> Given instruction:
All records below must be retyped exactly.

> Material for this task:
═══

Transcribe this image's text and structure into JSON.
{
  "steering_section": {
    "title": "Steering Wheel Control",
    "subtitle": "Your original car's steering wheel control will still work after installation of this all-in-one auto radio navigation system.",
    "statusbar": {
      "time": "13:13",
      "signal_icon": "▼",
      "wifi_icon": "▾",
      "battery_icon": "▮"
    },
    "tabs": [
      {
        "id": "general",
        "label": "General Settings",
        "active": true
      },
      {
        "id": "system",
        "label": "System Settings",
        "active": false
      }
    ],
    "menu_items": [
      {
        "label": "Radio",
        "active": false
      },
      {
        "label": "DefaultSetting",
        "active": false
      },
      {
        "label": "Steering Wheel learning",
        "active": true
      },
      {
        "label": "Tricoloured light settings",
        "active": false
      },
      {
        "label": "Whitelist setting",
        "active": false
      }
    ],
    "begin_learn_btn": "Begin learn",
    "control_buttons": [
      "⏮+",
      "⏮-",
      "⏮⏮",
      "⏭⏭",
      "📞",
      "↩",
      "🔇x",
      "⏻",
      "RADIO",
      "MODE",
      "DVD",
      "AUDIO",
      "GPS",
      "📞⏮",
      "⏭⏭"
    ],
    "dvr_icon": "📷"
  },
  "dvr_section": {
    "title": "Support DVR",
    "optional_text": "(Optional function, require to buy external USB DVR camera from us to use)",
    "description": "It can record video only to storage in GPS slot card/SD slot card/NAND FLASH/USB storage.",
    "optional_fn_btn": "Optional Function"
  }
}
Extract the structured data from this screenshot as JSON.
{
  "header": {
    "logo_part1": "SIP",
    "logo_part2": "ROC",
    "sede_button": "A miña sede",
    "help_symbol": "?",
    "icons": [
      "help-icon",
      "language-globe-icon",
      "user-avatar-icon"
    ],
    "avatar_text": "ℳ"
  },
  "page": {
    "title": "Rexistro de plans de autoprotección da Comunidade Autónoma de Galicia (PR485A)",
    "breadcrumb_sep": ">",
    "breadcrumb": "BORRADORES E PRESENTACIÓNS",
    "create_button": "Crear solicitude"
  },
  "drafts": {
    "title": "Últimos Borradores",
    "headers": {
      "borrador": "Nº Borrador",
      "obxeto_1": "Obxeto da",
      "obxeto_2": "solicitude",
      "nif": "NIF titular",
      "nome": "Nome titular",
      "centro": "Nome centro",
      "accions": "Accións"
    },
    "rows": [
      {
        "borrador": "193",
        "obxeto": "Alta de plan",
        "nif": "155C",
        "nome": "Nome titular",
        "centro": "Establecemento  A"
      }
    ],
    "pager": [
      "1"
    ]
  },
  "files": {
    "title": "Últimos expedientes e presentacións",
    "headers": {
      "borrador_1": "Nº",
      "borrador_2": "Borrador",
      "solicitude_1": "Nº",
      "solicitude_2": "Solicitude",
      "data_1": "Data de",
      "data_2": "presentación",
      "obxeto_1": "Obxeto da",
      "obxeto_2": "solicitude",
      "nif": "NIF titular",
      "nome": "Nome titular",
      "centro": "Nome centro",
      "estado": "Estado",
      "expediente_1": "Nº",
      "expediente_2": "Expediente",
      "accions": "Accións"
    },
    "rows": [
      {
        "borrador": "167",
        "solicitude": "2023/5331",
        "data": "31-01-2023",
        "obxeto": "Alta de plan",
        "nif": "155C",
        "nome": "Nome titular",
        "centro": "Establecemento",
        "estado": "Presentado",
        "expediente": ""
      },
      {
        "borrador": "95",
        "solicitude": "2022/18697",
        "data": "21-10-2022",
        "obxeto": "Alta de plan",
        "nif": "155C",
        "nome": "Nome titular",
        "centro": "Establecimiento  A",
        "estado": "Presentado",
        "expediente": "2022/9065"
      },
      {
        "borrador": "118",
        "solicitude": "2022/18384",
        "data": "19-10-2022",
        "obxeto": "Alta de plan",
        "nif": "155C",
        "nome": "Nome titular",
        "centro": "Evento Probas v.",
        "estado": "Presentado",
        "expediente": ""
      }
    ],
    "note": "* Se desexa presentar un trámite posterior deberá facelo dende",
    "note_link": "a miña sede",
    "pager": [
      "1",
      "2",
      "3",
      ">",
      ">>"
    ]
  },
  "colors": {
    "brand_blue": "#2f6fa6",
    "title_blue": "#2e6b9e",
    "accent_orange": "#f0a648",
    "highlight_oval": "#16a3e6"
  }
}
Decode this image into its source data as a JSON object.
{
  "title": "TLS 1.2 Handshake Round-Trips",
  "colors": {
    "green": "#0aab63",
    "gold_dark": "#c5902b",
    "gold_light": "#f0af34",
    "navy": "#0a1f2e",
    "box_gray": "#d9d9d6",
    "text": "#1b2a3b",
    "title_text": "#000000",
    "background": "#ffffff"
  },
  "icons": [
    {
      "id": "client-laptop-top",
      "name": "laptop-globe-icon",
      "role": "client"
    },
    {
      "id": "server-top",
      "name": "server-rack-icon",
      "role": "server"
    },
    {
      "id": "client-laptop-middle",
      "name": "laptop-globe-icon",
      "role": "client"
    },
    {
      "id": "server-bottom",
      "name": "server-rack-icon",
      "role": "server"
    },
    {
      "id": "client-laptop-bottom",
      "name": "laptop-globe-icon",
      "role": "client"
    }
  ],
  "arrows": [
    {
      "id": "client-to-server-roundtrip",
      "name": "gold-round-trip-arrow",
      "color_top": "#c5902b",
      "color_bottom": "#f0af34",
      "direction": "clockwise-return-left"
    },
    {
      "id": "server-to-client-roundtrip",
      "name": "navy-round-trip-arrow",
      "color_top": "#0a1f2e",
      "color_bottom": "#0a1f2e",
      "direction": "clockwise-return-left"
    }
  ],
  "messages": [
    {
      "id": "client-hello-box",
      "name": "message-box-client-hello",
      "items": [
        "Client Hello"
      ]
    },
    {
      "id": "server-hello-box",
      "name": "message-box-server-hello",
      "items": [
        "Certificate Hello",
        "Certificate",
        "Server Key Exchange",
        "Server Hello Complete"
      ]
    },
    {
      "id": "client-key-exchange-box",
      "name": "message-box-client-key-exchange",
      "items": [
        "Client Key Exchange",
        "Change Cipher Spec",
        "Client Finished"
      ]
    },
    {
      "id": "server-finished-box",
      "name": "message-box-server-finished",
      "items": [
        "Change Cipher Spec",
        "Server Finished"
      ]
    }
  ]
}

═══

> Reply to the task:
Transcribe this image's text and structure into JSON.
{
  "steering_section": {
    "title": "Steering Wheel Control",
    "subtitle": "Your original car's steering wheel control will still work after installation of this all-in-one auto radio navigation system.",
    "statusbar": {
      "time": "13:13",
      "signal_icon": "▼",
      "wifi_icon": "▾",
      "battery_icon": "▮"
    },
    "tabs": [
      {
        "id": "general",
        "label": "General Settings",
        "active": true
      },
      {
        "id": "system",
        "label": "System Settings",
        "active": false
      }
    ],
    "menu_items": [
      {
        "label": "Radio",
        "active": false
      },
      {
        "label": "DefaultSetting",
        "active": false
      },
      {
        "label": "Steering Wheel learning",
        "active": true
      },
      {
        "label": "Tricoloured light settings",
        "active": false
      },
      {
        "label": "Whitelist setting",
        "active": false
      }
    ],
    "begin_learn_btn": "Begin learn",
    "control_buttons": [
      "⏮+",
      "⏮-",
      "⏮⏮",
      "⏭⏭",
      "📞",
      "↩",
      "🔇x",
      "⏻",
      "RADIO",
      "MODE",
      "DVD",
      "AUDIO",
      "GPS",
      "📞⏮",
      "⏭⏭"
    ],
    "dvr_icon": "📷"
  },
  "dvr_section": {
    "title": "Support DVR",
    "optional_text": "(Optional function, require to buy external USB DVR camera from us to use)",
    "description": "It can record video only to storage in GPS slot card/SD slot card/NAND FLASH/USB storage.",
    "optional_fn_btn": "Optional Function"
  }
}
Extract the structured data from this screenshot as JSON.
{
  "header": {
    "logo_part1": "SIP",
    "logo_part2": "ROC",
    "sede_button": "A miña sede",
    "help_symbol": "?",
    "icons": [
      "help-icon",
      "language-globe-icon",
      "user-avatar-icon"
    ],
    "avatar_text": "ℳ"
  },
  "page": {
    "title": "Rexistro de plans de autoprotección da Comunidade Autónoma de Galicia (PR485A)",
    "breadcrumb_sep": ">",
    "breadcrumb": "BORRADORES E PRESENTACIÓNS",
    "create_button": "Crear solicitude"
  },
  "drafts": {
    "title": "Últimos Borradores",
    "headers": {
      "borrador": "Nº Borrador",
      "obxeto_1": "Obxeto da",
      "obxeto_2": "solicitude",
      "nif": "NIF titular",
      "nome": "Nome titular",
      "centro": "Nome centro",
      "accions": "Accións"
    },
    "rows": [
      {
        "borrador": "193",
        "obxeto": "Alta de plan",
        "nif": "155C",
        "nome": "Nome titular",
        "centro": "Establecemento  A"
      }
    ],
    "pager": [
      "1"
    ]
  },
  "files": {
    "title": "Últimos expedientes e presentacións",
    "headers": {
      "borrador_1": "Nº",
      "borrador_2": "Borrador",
      "solicitude_1": "Nº",
      "solicitude_2": "Solicitude",
      "data_1": "Data de",
      "data_2": "presentación",
      "obxeto_1": "Obxeto da",
      "obxeto_2": "solicitude",
      "nif": "NIF titular",
      "nome": "Nome titular",
      "centro": "Nome centro",
      "estado": "Estado",
      "expediente_1": "Nº",
      "expediente_2": "Expediente",
      "accions": "Accións"
    },
    "rows": [
      {
        "borrador": "167",
        "solicitude": "2023/5331",
        "data": "31-01-2023",
        "obxeto": "Alta de plan",
        "nif": "155C",
        "nome": "Nome titular",
        "centro": "Establecemento",
        "estado": "Presentado",
        "expediente": ""
      },
      {
        "borrador": "95",
        "solicitude": "2022/18697",
        "data": "21-10-2022",
        "obxeto": "Alta de plan",
        "nif": "155C",
        "nome": "Nome titular",
        "centro": "Establecimiento  A",
        "estado": "Presentado",
        "expediente": "2022/9065"
      },
      {
        "borrador": "118",
        "solicitude": "2022/18384",
        "data": "19-10-2022",
        "obxeto": "Alta de plan",
        "nif": "155C",
        "nome": "Nome titular",
        "centro": "Evento Probas v.",
        "estado": "Presentado",
        "expediente": ""
      }
    ],
    "note": "* Se desexa presentar un trámite posterior deberá facelo dende",
    "note_link": "a miña sede",
    "pager": [
      "1",
      "2",
      "3",
      ">",
      ">>"
    ]
  },
  "colors": {
    "brand_blue": "#2f6fa6",
    "title_blue": "#2e6b9e",
    "accent_orange": "#f0a648",
    "highlight_oval": "#16a3e6"
  }
}
Decode this image into its source data as a JSON object.
{
  "title": "TLS 1.2 Handshake Round-Trips",
  "colors": {
    "green": "#0aab63",
    "gold_dark": "#c5902b",
    "gold_light": "#f0af34",
    "navy": "#0a1f2e",
    "box_gray": "#d9d9d6",
    "text": "#1b2a3b",
    "title_text": "#000000",
    "background": "#ffffff"
  },
  "icons": [
    {
      "id": "client-laptop-top",
      "name": "laptop-globe-icon",
      "role": "client"
    },
    {
      "id": "server-top",
      "name": "server-rack-icon",
      "role": "server"
    },
    {
      "id": "client-laptop-middle",
      "name": "laptop-globe-icon",
      "role": "client"
    },
    {
      "id": "server-bottom",
      "name": "server-rack-icon",
      "role": "server"
    },
    {
      "id": "client-laptop-bottom",
      "name": "laptop-globe-icon",
      "role": "client"
    }
  ],
  "arrows": [
    {
      "id": "client-to-server-roundtrip",
      "name": "gold-round-trip-arrow",
      "color_top": "#c5902b",
      "color_bottom": "#f0af34",
      "direction": "clockwise-return-left"
    },
    {
      "id": "server-to-client-roundtrip",
      "name": "navy-round-trip-arrow",
      "color_top": "#0a1f2e",
      "color_bottom": "#0a1f2e",
      "direction": "clockwise-return-left"
    }
  ],
  "messages": [
    {
      "id": "client-hello-box",
      "name": "message-box-client-hello",
      "items": [
        "Client Hello"
      ]
    },
    {
      "id": "server-hello-box",
      "name": "message-box-server-hello",
      "items": [
        "Certificate Hello",
        "Certificate",
        "Server Key Exchange",
        "Server Hello Complete"
      ]
    },
    {
      "id": "client-key-exchange-box",
      "name": "message-box-client-key-exchange",
      "items": [
        "Client Key Exchange",
        "Change Cipher Spec",
        "Client Finished"
      ]
    },
    {
      "id": "server-finished-box",
      "name": "message-box-server-finished",
      "items": [
        "Change Cipher Spec",
        "Server Finished"
      ]
    }
  ]
}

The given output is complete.